__Task to complete__. Select every line below containing the word "Solar".

__Material for the task__.
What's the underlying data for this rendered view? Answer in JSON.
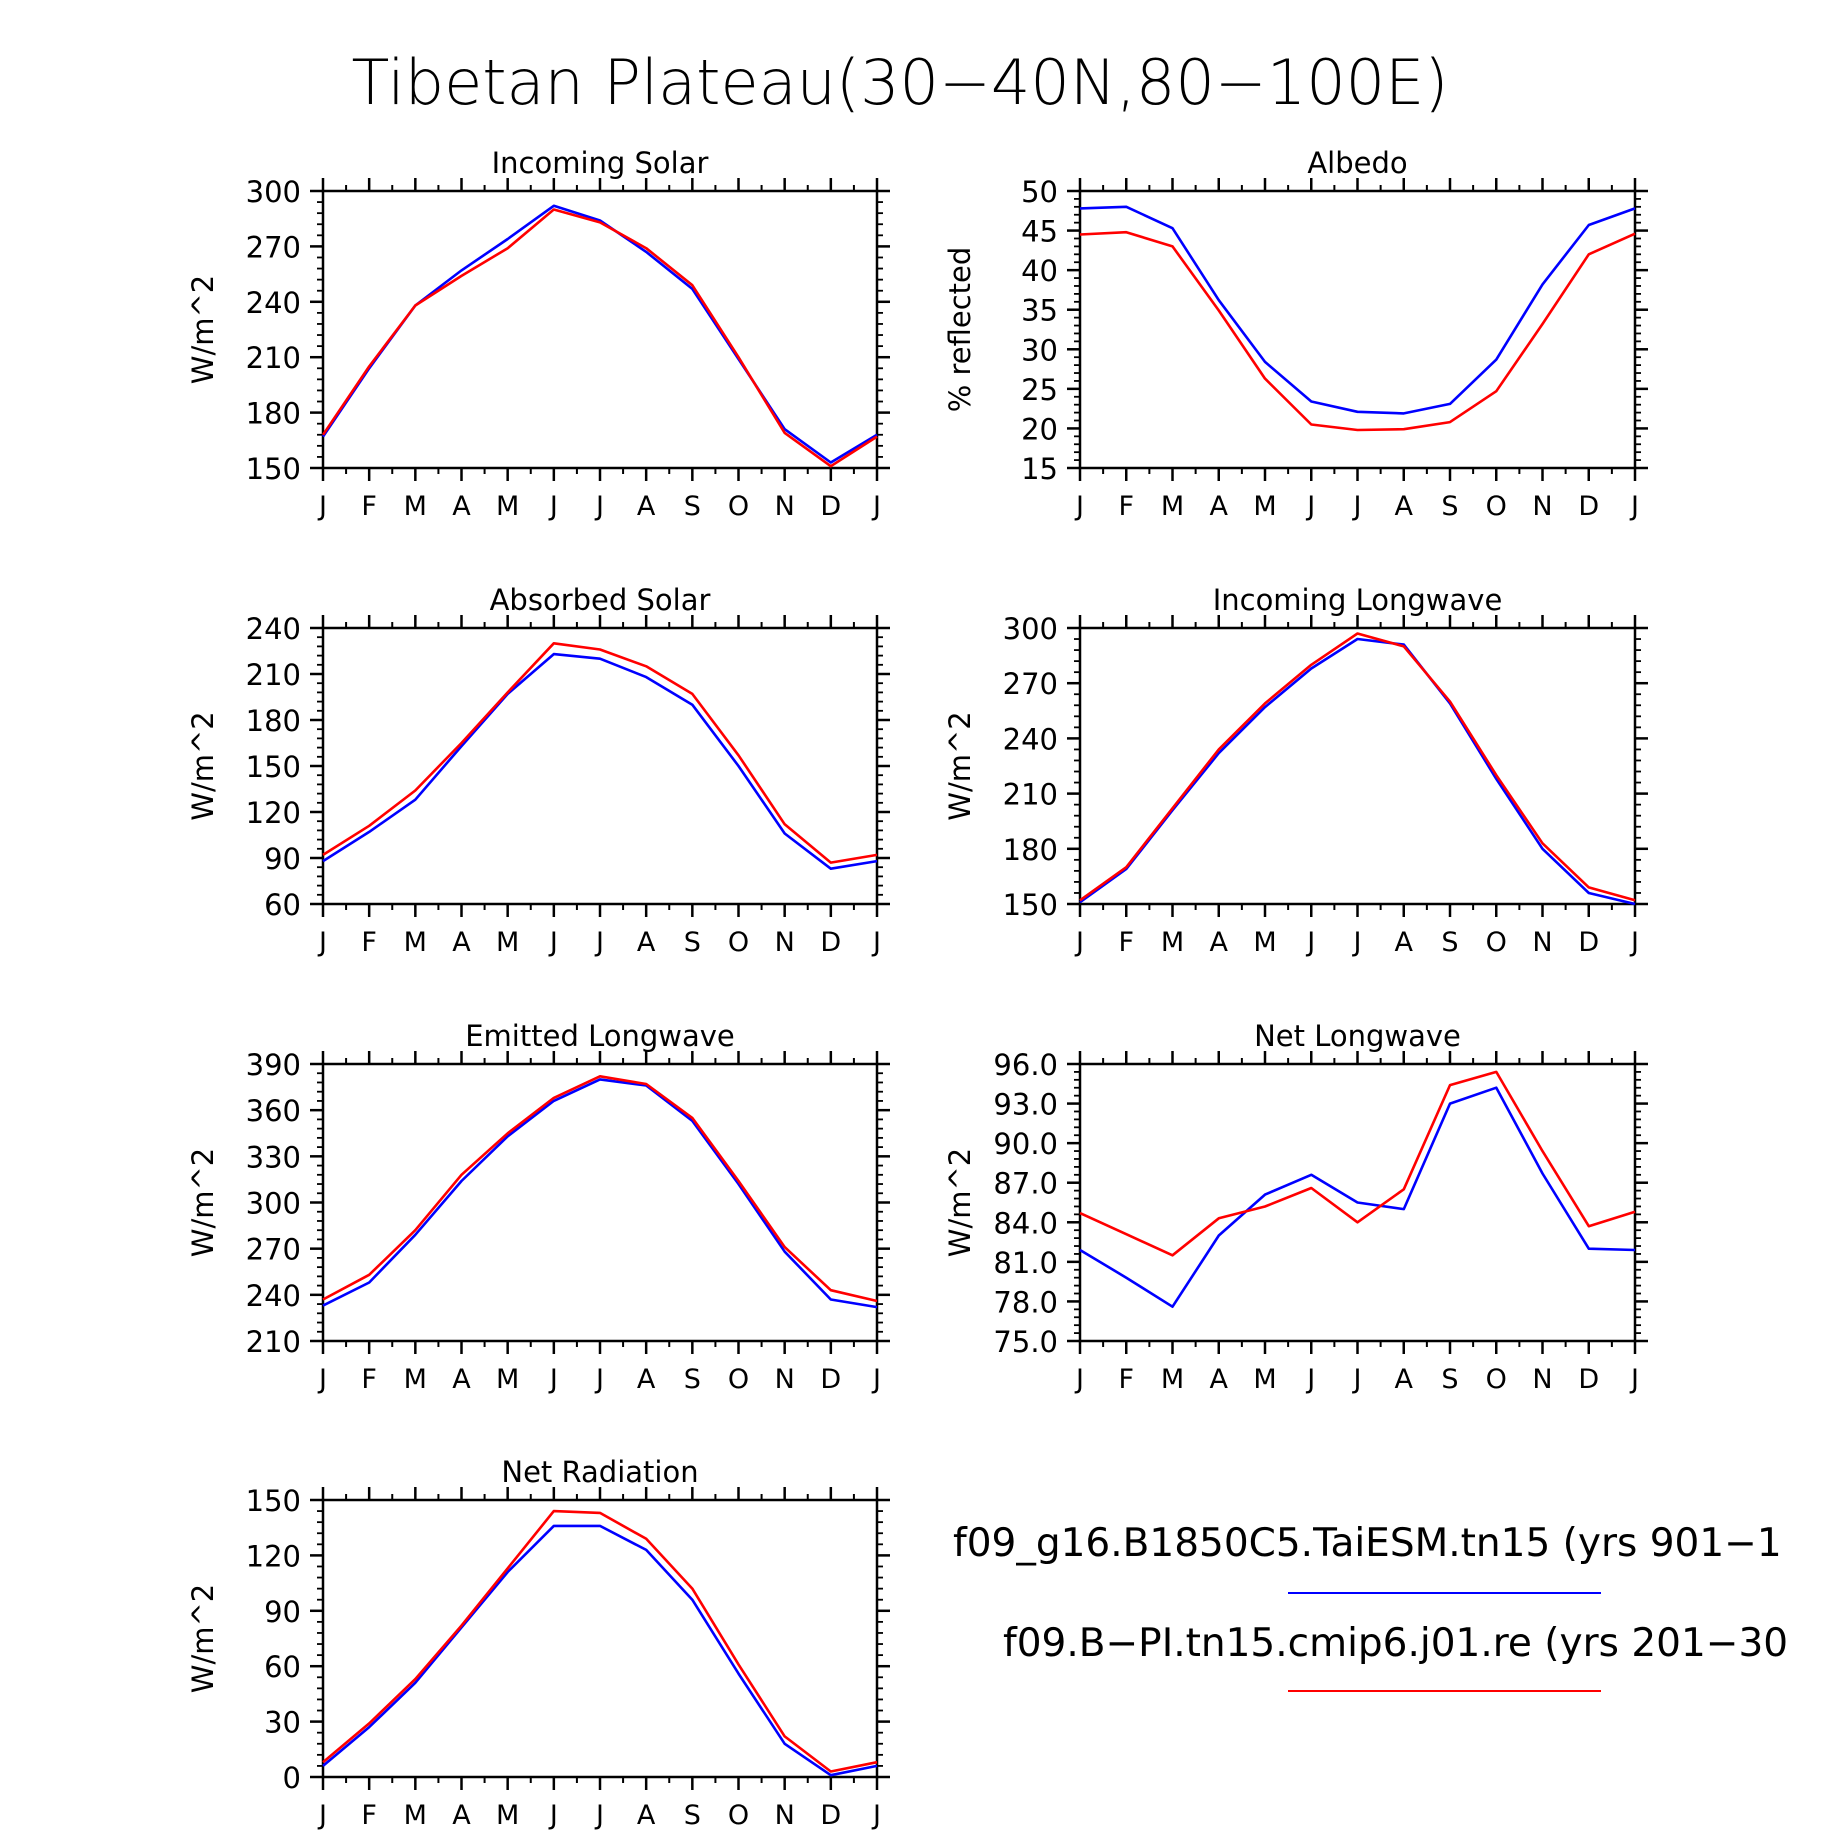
{
  "page_title": "Tibetan Plateau(30−40N,80−100E)",
  "legend": [
    {
      "label": "f09_g16.B1850C5.TaiESM.tn15 (yrs 901−1",
      "color": "#0000ff"
    },
    {
      "label": "f09.B−PI.tn15.cmip6.j01.re (yrs 201−30",
      "color": "#ff0000"
    }
  ],
  "chart_data": [
    {
      "type": "line",
      "title": "Incoming Solar",
      "ylabel": "W/m^2",
      "x": [
        "J",
        "F",
        "M",
        "A",
        "M",
        "J",
        "J",
        "A",
        "S",
        "O",
        "N",
        "D",
        "J"
      ],
      "ylim": [
        150,
        300
      ],
      "yticks": [
        150,
        180,
        210,
        240,
        270,
        300
      ],
      "ytick_labels": [
        "150",
        "180",
        "210",
        "240",
        "270",
        "300"
      ],
      "series": [
        {
          "color": "#0000ff",
          "values": [
            167,
            204,
            238,
            257,
            274,
            292,
            284,
            267,
            247,
            209,
            171,
            153,
            168
          ]
        },
        {
          "color": "#ff0000",
          "values": [
            168,
            205,
            238,
            254,
            269,
            290,
            283,
            269,
            249,
            210,
            169,
            151,
            167
          ]
        }
      ]
    },
    {
      "type": "line",
      "title": "Albedo",
      "ylabel": "% reflected",
      "x": [
        "J",
        "F",
        "M",
        "A",
        "M",
        "J",
        "J",
        "A",
        "S",
        "O",
        "N",
        "D",
        "J"
      ],
      "ylim": [
        15,
        50
      ],
      "yticks": [
        15,
        20,
        25,
        30,
        35,
        40,
        45,
        50
      ],
      "ytick_labels": [
        "15",
        "20",
        "25",
        "30",
        "35",
        "40",
        "45",
        "50"
      ],
      "series": [
        {
          "color": "#0000ff",
          "values": [
            47.8,
            48.0,
            45.3,
            36.2,
            28.4,
            23.4,
            22.1,
            21.9,
            23.1,
            28.7,
            38.2,
            45.7,
            47.8
          ]
        },
        {
          "color": "#ff0000",
          "values": [
            44.5,
            44.8,
            43.0,
            34.9,
            26.3,
            20.5,
            19.8,
            19.9,
            20.8,
            24.7,
            33.2,
            42.0,
            44.6
          ]
        }
      ]
    },
    {
      "type": "line",
      "title": "Absorbed Solar",
      "ylabel": "W/m^2",
      "x": [
        "J",
        "F",
        "M",
        "A",
        "M",
        "J",
        "J",
        "A",
        "S",
        "O",
        "N",
        "D",
        "J"
      ],
      "ylim": [
        60,
        240
      ],
      "yticks": [
        60,
        90,
        120,
        150,
        180,
        210,
        240
      ],
      "ytick_labels": [
        "60",
        "90",
        "120",
        "150",
        "180",
        "210",
        "240"
      ],
      "series": [
        {
          "color": "#0000ff",
          "values": [
            88,
            107,
            128,
            163,
            197,
            223,
            220,
            208,
            190,
            150,
            106,
            83,
            88
          ]
        },
        {
          "color": "#ff0000",
          "values": [
            92,
            111,
            134,
            165,
            198,
            230,
            226,
            215,
            197,
            157,
            112,
            87,
            92
          ]
        }
      ]
    },
    {
      "type": "line",
      "title": "Incoming Longwave",
      "ylabel": "W/m^2",
      "x": [
        "J",
        "F",
        "M",
        "A",
        "M",
        "J",
        "J",
        "A",
        "S",
        "O",
        "N",
        "D",
        "J"
      ],
      "ylim": [
        150,
        300
      ],
      "yticks": [
        150,
        180,
        210,
        240,
        270,
        300
      ],
      "ytick_labels": [
        "150",
        "180",
        "210",
        "240",
        "270",
        "300"
      ],
      "series": [
        {
          "color": "#0000ff",
          "values": [
            151,
            169,
            201,
            232,
            257,
            278,
            294,
            291,
            259,
            218,
            180,
            156,
            150
          ]
        },
        {
          "color": "#ff0000",
          "values": [
            152,
            170,
            202,
            234,
            259,
            280,
            297,
            290,
            260,
            220,
            183,
            159,
            152
          ]
        }
      ]
    },
    {
      "type": "line",
      "title": "Emitted Longwave",
      "ylabel": "W/m^2",
      "x": [
        "J",
        "F",
        "M",
        "A",
        "M",
        "J",
        "J",
        "A",
        "S",
        "O",
        "N",
        "D",
        "J"
      ],
      "ylim": [
        210,
        390
      ],
      "yticks": [
        210,
        240,
        270,
        300,
        330,
        360,
        390
      ],
      "ytick_labels": [
        "210",
        "240",
        "270",
        "300",
        "330",
        "360",
        "390"
      ],
      "series": [
        {
          "color": "#0000ff",
          "values": [
            233,
            248,
            279,
            314,
            343,
            366,
            380,
            376,
            353,
            312,
            268,
            237,
            232
          ]
        },
        {
          "color": "#ff0000",
          "values": [
            237,
            253,
            282,
            318,
            345,
            368,
            382,
            377,
            355,
            314,
            271,
            243,
            236
          ]
        }
      ]
    },
    {
      "type": "line",
      "title": "Net Longwave",
      "ylabel": "W/m^2",
      "x": [
        "J",
        "F",
        "M",
        "A",
        "M",
        "J",
        "J",
        "A",
        "S",
        "O",
        "N",
        "D",
        "J"
      ],
      "ylim": [
        75.0,
        96.0
      ],
      "yticks": [
        75,
        78,
        81,
        84,
        87,
        90,
        93,
        96
      ],
      "ytick_labels": [
        "75.0",
        "78.0",
        "81.0",
        "84.0",
        "87.0",
        "90.0",
        "93.0",
        "96.0"
      ],
      "series": [
        {
          "color": "#0000ff",
          "values": [
            81.9,
            79.8,
            77.6,
            83.0,
            86.1,
            87.6,
            85.5,
            85.0,
            93.0,
            94.2,
            87.7,
            82.0,
            81.9
          ]
        },
        {
          "color": "#ff0000",
          "values": [
            84.7,
            83.1,
            81.5,
            84.3,
            85.2,
            86.6,
            84.0,
            86.5,
            94.4,
            95.4,
            89.4,
            83.7,
            84.8
          ]
        }
      ]
    },
    {
      "type": "line",
      "title": "Net Radiation",
      "ylabel": "W/m^2",
      "x": [
        "J",
        "F",
        "M",
        "A",
        "M",
        "J",
        "J",
        "A",
        "S",
        "O",
        "N",
        "D",
        "J"
      ],
      "ylim": [
        0,
        150
      ],
      "yticks": [
        0,
        30,
        60,
        90,
        120,
        150
      ],
      "ytick_labels": [
        "0",
        "30",
        "60",
        "90",
        "120",
        "150"
      ],
      "series": [
        {
          "color": "#0000ff",
          "values": [
            6,
            27,
            51,
            81,
            111,
            136,
            136,
            123,
            96,
            56,
            18,
            1,
            6
          ]
        },
        {
          "color": "#ff0000",
          "values": [
            8,
            29,
            53,
            82,
            113,
            144,
            143,
            129,
            102,
            61,
            22,
            3,
            8
          ]
        }
      ]
    }
  ]
}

__In response__.
      "title": "Incoming Solar",
      "title": "Absorbed Solar",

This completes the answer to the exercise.